-- BEGIN Records for the task --

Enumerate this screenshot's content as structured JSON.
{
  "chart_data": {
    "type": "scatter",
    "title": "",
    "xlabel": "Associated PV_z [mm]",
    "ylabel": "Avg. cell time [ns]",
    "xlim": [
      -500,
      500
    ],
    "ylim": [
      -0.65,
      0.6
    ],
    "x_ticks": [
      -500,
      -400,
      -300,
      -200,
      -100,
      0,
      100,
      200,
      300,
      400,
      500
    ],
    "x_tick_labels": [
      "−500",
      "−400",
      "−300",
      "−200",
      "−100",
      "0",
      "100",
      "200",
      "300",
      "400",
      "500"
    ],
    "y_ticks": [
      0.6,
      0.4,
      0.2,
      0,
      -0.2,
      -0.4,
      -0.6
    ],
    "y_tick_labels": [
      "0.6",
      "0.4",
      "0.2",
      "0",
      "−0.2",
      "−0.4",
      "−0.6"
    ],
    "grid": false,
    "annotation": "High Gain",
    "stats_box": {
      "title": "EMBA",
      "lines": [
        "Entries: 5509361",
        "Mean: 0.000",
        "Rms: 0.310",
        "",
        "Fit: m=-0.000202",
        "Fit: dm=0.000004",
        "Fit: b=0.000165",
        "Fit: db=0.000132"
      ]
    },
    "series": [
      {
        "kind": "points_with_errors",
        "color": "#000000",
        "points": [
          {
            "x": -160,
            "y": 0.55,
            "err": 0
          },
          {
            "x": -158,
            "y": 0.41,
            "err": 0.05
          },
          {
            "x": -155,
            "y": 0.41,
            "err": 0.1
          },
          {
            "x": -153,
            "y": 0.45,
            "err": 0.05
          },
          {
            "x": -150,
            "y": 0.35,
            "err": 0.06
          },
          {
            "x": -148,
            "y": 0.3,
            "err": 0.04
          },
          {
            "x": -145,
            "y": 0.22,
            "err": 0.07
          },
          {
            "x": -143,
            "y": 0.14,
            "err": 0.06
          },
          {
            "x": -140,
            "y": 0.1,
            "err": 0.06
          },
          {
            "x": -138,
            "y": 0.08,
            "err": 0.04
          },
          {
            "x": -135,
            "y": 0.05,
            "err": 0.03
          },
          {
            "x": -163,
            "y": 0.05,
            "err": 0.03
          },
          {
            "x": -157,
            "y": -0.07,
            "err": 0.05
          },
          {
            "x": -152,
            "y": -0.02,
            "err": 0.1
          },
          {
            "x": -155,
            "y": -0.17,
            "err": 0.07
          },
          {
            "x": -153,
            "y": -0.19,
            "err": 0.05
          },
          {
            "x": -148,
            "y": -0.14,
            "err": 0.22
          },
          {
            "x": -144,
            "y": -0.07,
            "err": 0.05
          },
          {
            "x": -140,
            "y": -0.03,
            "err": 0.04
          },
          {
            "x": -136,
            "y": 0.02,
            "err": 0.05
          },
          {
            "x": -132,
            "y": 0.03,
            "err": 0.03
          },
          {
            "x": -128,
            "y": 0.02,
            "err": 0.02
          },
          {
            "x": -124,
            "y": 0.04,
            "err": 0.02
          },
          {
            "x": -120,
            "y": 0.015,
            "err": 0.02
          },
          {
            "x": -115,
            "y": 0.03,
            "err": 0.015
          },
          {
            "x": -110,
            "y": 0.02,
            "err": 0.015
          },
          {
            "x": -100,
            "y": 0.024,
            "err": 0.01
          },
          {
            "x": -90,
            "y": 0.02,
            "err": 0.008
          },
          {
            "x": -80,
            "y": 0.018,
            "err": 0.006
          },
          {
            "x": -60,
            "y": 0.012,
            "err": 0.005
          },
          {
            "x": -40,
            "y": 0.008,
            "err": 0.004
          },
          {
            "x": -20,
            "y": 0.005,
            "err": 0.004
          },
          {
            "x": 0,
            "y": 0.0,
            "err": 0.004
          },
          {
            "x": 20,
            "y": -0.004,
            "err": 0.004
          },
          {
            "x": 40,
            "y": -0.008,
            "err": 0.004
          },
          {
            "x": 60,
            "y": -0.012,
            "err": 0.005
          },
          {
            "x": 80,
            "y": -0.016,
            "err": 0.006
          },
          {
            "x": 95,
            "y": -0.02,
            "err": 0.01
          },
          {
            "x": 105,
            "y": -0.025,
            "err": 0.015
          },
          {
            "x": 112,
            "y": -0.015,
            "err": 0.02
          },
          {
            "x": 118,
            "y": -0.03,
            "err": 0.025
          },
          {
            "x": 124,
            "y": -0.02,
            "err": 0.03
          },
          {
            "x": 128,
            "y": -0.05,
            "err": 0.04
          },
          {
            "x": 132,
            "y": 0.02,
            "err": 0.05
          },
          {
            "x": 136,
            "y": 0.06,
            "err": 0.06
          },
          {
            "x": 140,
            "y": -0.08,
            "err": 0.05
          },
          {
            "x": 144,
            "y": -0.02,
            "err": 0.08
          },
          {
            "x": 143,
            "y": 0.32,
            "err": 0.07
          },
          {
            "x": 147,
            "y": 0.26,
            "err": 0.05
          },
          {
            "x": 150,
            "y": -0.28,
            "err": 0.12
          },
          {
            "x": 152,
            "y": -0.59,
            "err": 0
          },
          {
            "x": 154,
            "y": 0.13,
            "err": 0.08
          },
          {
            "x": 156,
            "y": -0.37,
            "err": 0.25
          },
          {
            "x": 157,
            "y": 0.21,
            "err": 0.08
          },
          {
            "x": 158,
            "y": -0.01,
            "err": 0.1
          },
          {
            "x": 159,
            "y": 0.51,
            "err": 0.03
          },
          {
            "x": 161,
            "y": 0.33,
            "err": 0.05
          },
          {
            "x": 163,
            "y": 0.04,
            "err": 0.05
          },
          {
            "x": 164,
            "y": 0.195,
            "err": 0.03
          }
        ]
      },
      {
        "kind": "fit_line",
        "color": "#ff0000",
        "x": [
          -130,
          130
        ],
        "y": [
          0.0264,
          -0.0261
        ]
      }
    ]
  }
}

-- END Records for the task --

▶ **Directions for this task**: Your task is to print the whole listing again exactly.

▶ **Right answer**:
Enumerate this screenshot's content as structured JSON.
{
  "chart_data": {
    "type": "scatter",
    "title": "",
    "xlabel": "Associated PV_z [mm]",
    "ylabel": "Avg. cell time [ns]",
    "xlim": [
      -500,
      500
    ],
    "ylim": [
      -0.65,
      0.6
    ],
    "x_ticks": [
      -500,
      -400,
      -300,
      -200,
      -100,
      0,
      100,
      200,
      300,
      400,
      500
    ],
    "x_tick_labels": [
      "−500",
      "−400",
      "−300",
      "−200",
      "−100",
      "0",
      "100",
      "200",
      "300",
      "400",
      "500"
    ],
    "y_ticks": [
      0.6,
      0.4,
      0.2,
      0,
      -0.2,
      -0.4,
      -0.6
    ],
    "y_tick_labels": [
      "0.6",
      "0.4",
      "0.2",
      "0",
      "−0.2",
      "−0.4",
      "−0.6"
    ],
    "grid": false,
    "annotation": "High Gain",
    "stats_box": {
      "title": "EMBA",
      "lines": [
        "Entries: 5509361",
        "Mean: 0.000",
        "Rms: 0.310",
        "",
        "Fit: m=-0.000202",
        "Fit: dm=0.000004",
        "Fit: b=0.000165",
        "Fit: db=0.000132"
      ]
    },
    "series": [
      {
        "kind": "points_with_errors",
        "color": "#000000",
        "points": [
          {
            "x": -160,
            "y": 0.55,
            "err": 0
          },
          {
            "x": -158,
            "y": 0.41,
            "err": 0.05
          },
          {
            "x": -155,
            "y": 0.41,
            "err": 0.1
          },
          {
            "x": -153,
            "y": 0.45,
            "err": 0.05
          },
          {
            "x": -150,
            "y": 0.35,
            "err": 0.06
          },
          {
            "x": -148,
            "y": 0.3,
            "err": 0.04
          },
          {
            "x": -145,
            "y": 0.22,
            "err": 0.07
          },
          {
            "x": -143,
            "y": 0.14,
            "err": 0.06
          },
          {
            "x": -140,
            "y": 0.1,
            "err": 0.06
          },
          {
            "x": -138,
            "y": 0.08,
            "err": 0.04
          },
          {
            "x": -135,
            "y": 0.05,
            "err": 0.03
          },
          {
            "x": -163,
            "y": 0.05,
            "err": 0.03
          },
          {
            "x": -157,
            "y": -0.07,
            "err": 0.05
          },
          {
            "x": -152,
            "y": -0.02,
            "err": 0.1
          },
          {
            "x": -155,
            "y": -0.17,
            "err": 0.07
          },
          {
            "x": -153,
            "y": -0.19,
            "err": 0.05
          },
          {
            "x": -148,
            "y": -0.14,
            "err": 0.22
          },
          {
            "x": -144,
            "y": -0.07,
            "err": 0.05
          },
          {
            "x": -140,
            "y": -0.03,
            "err": 0.04
          },
          {
            "x": -136,
            "y": 0.02,
            "err": 0.05
          },
          {
            "x": -132,
            "y": 0.03,
            "err": 0.03
          },
          {
            "x": -128,
            "y": 0.02,
            "err": 0.02
          },
          {
            "x": -124,
            "y": 0.04,
            "err": 0.02
          },
          {
            "x": -120,
            "y": 0.015,
            "err": 0.02
          },
          {
            "x": -115,
            "y": 0.03,
            "err": 0.015
          },
          {
            "x": -110,
            "y": 0.02,
            "err": 0.015
          },
          {
            "x": -100,
            "y": 0.024,
            "err": 0.01
          },
          {
            "x": -90,
            "y": 0.02,
            "err": 0.008
          },
          {
            "x": -80,
            "y": 0.018,
            "err": 0.006
          },
          {
            "x": -60,
            "y": 0.012,
            "err": 0.005
          },
          {
            "x": -40,
            "y": 0.008,
            "err": 0.004
          },
          {
            "x": -20,
            "y": 0.005,
            "err": 0.004
          },
          {
            "x": 0,
            "y": 0.0,
            "err": 0.004
          },
          {
            "x": 20,
            "y": -0.004,
            "err": 0.004
          },
          {
            "x": 40,
            "y": -0.008,
            "err": 0.004
          },
          {
            "x": 60,
            "y": -0.012,
            "err": 0.005
          },
          {
            "x": 80,
            "y": -0.016,
            "err": 0.006
          },
          {
            "x": 95,
            "y": -0.02,
            "err": 0.01
          },
          {
            "x": 105,
            "y": -0.025,
            "err": 0.015
          },
          {
            "x": 112,
            "y": -0.015,
            "err": 0.02
          },
          {
            "x": 118,
            "y": -0.03,
            "err": 0.025
          },
          {
            "x": 124,
            "y": -0.02,
            "err": 0.03
          },
          {
            "x": 128,
            "y": -0.05,
            "err": 0.04
          },
          {
            "x": 132,
            "y": 0.02,
            "err": 0.05
          },
          {
            "x": 136,
            "y": 0.06,
            "err": 0.06
          },
          {
            "x": 140,
            "y": -0.08,
            "err": 0.05
          },
          {
            "x": 144,
            "y": -0.02,
            "err": 0.08
          },
          {
            "x": 143,
            "y": 0.32,
            "err": 0.07
          },
          {
            "x": 147,
            "y": 0.26,
            "err": 0.05
          },
          {
            "x": 150,
            "y": -0.28,
            "err": 0.12
          },
          {
            "x": 152,
            "y": -0.59,
            "err": 0
          },
          {
            "x": 154,
            "y": 0.13,
            "err": 0.08
          },
          {
            "x": 156,
            "y": -0.37,
            "err": 0.25
          },
          {
            "x": 157,
            "y": 0.21,
            "err": 0.08
          },
          {
            "x": 158,
            "y": -0.01,
            "err": 0.1
          },
          {
            "x": 159,
            "y": 0.51,
            "err": 0.03
          },
          {
            "x": 161,
            "y": 0.33,
            "err": 0.05
          },
          {
            "x": 163,
            "y": 0.04,
            "err": 0.05
          },
          {
            "x": 164,
            "y": 0.195,
            "err": 0.03
          }
        ]
      },
      {
        "kind": "fit_line",
        "color": "#ff0000",
        "x": [
          -130,
          130
        ],
        "y": [
          0.0264,
          -0.0261
        ]
      }
    ]
  }
}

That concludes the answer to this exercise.